• _MATERIAL FOR THIS EXERCISE_:
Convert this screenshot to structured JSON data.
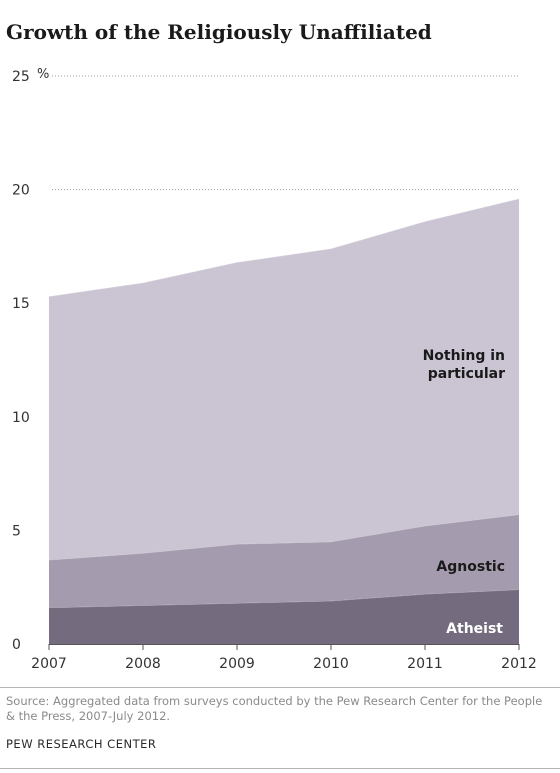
{
  "chart_data": {
    "type": "area",
    "stacked": true,
    "title": "Growth of the Religiously Unaffiliated",
    "x": [
      "2007",
      "2008",
      "2009",
      "2010",
      "2011",
      "2012"
    ],
    "series": [
      {
        "name": "Atheist",
        "values": [
          1.6,
          1.7,
          1.8,
          1.9,
          2.2,
          2.4
        ],
        "color": "#756b7e"
      },
      {
        "name": "Agnostic",
        "values": [
          2.1,
          2.3,
          2.6,
          2.6,
          3.0,
          3.3
        ],
        "color": "#a49cae"
      },
      {
        "name": "Nothing in particular",
        "values": [
          11.6,
          11.9,
          12.4,
          12.9,
          13.4,
          13.9
        ],
        "color": "#cbc4d3"
      }
    ],
    "ylim": [
      0,
      25
    ],
    "yticks": [
      "0",
      "5",
      "10",
      "15",
      "20",
      "25"
    ],
    "ytick_unit": "%",
    "grid_lines_at": [
      20,
      25
    ],
    "series_labels": {
      "atheist": "Atheist",
      "agnostic": "Agnostic",
      "nothing_line1": "Nothing in",
      "nothing_line2": "particular"
    }
  },
  "source": "Source: Aggregated data from surveys conducted by the Pew Research Center for the People & the Press, 2007-July 2012.",
  "footer": "PEW RESEARCH CENTER"
}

• _WHAT YOU SHOULD DO_:
List the lines of the entries that include "particular".

• _TASK SOLUTION_:
        "name": "Nothing in particular",
      "nothing_line2": "particular"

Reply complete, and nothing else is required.